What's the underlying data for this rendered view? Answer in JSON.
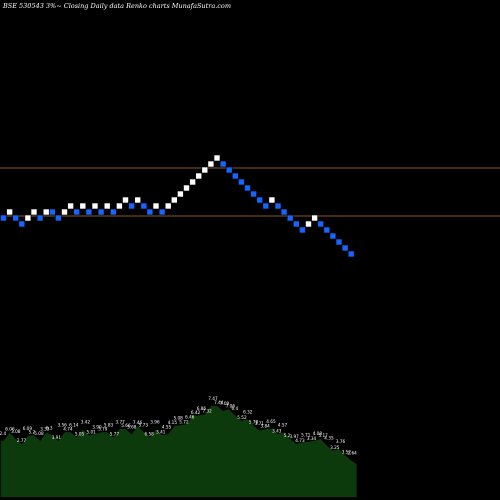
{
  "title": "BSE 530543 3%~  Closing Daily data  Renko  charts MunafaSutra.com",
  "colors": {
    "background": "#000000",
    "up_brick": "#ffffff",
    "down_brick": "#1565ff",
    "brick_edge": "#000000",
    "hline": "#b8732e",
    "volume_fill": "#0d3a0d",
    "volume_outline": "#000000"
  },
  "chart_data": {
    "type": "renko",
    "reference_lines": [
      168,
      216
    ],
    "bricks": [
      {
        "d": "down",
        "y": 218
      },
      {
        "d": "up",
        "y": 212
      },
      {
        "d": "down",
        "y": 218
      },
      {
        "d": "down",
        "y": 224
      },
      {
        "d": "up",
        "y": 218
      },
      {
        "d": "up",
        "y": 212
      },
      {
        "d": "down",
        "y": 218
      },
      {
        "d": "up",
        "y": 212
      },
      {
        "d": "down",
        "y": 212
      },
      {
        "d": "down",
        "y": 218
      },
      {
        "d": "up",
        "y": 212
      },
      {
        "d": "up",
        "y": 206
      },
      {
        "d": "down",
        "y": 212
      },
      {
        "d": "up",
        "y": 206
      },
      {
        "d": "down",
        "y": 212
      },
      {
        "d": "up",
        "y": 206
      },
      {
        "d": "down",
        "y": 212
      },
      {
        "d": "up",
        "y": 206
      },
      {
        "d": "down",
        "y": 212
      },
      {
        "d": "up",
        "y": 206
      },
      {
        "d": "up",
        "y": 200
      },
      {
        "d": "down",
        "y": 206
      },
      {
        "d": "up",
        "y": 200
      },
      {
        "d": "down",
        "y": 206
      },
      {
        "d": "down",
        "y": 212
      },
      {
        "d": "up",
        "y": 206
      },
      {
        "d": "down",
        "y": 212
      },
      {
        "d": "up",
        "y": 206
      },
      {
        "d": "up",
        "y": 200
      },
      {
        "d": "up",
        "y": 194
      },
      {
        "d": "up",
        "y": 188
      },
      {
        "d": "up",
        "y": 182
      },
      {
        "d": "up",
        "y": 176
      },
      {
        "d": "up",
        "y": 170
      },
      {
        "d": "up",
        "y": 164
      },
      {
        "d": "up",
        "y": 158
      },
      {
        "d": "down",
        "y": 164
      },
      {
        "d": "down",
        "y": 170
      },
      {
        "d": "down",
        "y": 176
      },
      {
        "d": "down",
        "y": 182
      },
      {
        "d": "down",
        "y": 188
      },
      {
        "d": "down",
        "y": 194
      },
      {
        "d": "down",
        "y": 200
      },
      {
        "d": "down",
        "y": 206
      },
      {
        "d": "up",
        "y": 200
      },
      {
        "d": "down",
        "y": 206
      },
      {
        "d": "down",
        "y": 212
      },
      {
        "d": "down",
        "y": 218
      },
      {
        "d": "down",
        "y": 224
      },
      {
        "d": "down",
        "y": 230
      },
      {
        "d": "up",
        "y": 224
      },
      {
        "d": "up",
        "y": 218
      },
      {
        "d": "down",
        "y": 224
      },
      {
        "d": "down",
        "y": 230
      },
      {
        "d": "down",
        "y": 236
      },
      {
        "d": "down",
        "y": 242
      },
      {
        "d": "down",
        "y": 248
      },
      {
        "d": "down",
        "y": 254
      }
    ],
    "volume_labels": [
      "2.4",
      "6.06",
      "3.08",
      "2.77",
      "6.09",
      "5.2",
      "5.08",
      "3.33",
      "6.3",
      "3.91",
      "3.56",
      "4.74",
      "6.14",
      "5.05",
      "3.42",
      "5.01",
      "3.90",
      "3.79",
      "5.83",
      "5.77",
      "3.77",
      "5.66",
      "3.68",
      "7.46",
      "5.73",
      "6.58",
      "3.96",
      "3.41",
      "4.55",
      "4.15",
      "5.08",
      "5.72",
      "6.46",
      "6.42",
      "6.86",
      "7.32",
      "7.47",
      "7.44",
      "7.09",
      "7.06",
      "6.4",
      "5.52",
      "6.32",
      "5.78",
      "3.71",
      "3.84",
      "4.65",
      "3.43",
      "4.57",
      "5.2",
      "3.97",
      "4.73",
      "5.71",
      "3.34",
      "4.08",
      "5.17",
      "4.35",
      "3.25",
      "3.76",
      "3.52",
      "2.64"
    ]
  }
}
--- --- ---
→ **WRITTEN TASK**:
What is needed is an exact reproduction of the data, pictures excluded.

→ **COMPLETE ANSWER**:
What's the underlying data for this rendered view? Answer in JSON.
{
  "title": "BSE 530543 3%~  Closing Daily data  Renko  charts MunafaSutra.com",
  "colors": {
    "background": "#000000",
    "up_brick": "#ffffff",
    "down_brick": "#1565ff",
    "brick_edge": "#000000",
    "hline": "#b8732e",
    "volume_fill": "#0d3a0d",
    "volume_outline": "#000000"
  },
  "chart_data": {
    "type": "renko",
    "reference_lines": [
      168,
      216
    ],
    "bricks": [
      {
        "d": "down",
        "y": 218
      },
      {
        "d": "up",
        "y": 212
      },
      {
        "d": "down",
        "y": 218
      },
      {
        "d": "down",
        "y": 224
      },
      {
        "d": "up",
        "y": 218
      },
      {
        "d": "up",
        "y": 212
      },
      {
        "d": "down",
        "y": 218
      },
      {
        "d": "up",
        "y": 212
      },
      {
        "d": "down",
        "y": 212
      },
      {
        "d": "down",
        "y": 218
      },
      {
        "d": "up",
        "y": 212
      },
      {
        "d": "up",
        "y": 206
      },
      {
        "d": "down",
        "y": 212
      },
      {
        "d": "up",
        "y": 206
      },
      {
        "d": "down",
        "y": 212
      },
      {
        "d": "up",
        "y": 206
      },
      {
        "d": "down",
        "y": 212
      },
      {
        "d": "up",
        "y": 206
      },
      {
        "d": "down",
        "y": 212
      },
      {
        "d": "up",
        "y": 206
      },
      {
        "d": "up",
        "y": 200
      },
      {
        "d": "down",
        "y": 206
      },
      {
        "d": "up",
        "y": 200
      },
      {
        "d": "down",
        "y": 206
      },
      {
        "d": "down",
        "y": 212
      },
      {
        "d": "up",
        "y": 206
      },
      {
        "d": "down",
        "y": 212
      },
      {
        "d": "up",
        "y": 206
      },
      {
        "d": "up",
        "y": 200
      },
      {
        "d": "up",
        "y": 194
      },
      {
        "d": "up",
        "y": 188
      },
      {
        "d": "up",
        "y": 182
      },
      {
        "d": "up",
        "y": 176
      },
      {
        "d": "up",
        "y": 170
      },
      {
        "d": "up",
        "y": 164
      },
      {
        "d": "up",
        "y": 158
      },
      {
        "d": "down",
        "y": 164
      },
      {
        "d": "down",
        "y": 170
      },
      {
        "d": "down",
        "y": 176
      },
      {
        "d": "down",
        "y": 182
      },
      {
        "d": "down",
        "y": 188
      },
      {
        "d": "down",
        "y": 194
      },
      {
        "d": "down",
        "y": 200
      },
      {
        "d": "down",
        "y": 206
      },
      {
        "d": "up",
        "y": 200
      },
      {
        "d": "down",
        "y": 206
      },
      {
        "d": "down",
        "y": 212
      },
      {
        "d": "down",
        "y": 218
      },
      {
        "d": "down",
        "y": 224
      },
      {
        "d": "down",
        "y": 230
      },
      {
        "d": "up",
        "y": 224
      },
      {
        "d": "up",
        "y": 218
      },
      {
        "d": "down",
        "y": 224
      },
      {
        "d": "down",
        "y": 230
      },
      {
        "d": "down",
        "y": 236
      },
      {
        "d": "down",
        "y": 242
      },
      {
        "d": "down",
        "y": 248
      },
      {
        "d": "down",
        "y": 254
      }
    ],
    "volume_labels": [
      "2.4",
      "6.06",
      "3.08",
      "2.77",
      "6.09",
      "5.2",
      "5.08",
      "3.33",
      "6.3",
      "3.91",
      "3.56",
      "4.74",
      "6.14",
      "5.05",
      "3.42",
      "5.01",
      "3.90",
      "3.79",
      "5.83",
      "5.77",
      "3.77",
      "5.66",
      "3.68",
      "7.46",
      "5.73",
      "6.58",
      "3.96",
      "3.41",
      "4.55",
      "4.15",
      "5.08",
      "5.72",
      "6.46",
      "6.42",
      "6.86",
      "7.32",
      "7.47",
      "7.44",
      "7.09",
      "7.06",
      "6.4",
      "5.52",
      "6.32",
      "5.78",
      "3.71",
      "3.84",
      "4.65",
      "3.43",
      "4.57",
      "5.2",
      "3.97",
      "4.73",
      "5.71",
      "3.34",
      "4.08",
      "5.17",
      "4.35",
      "3.25",
      "3.76",
      "3.52",
      "2.64"
    ]
  }
}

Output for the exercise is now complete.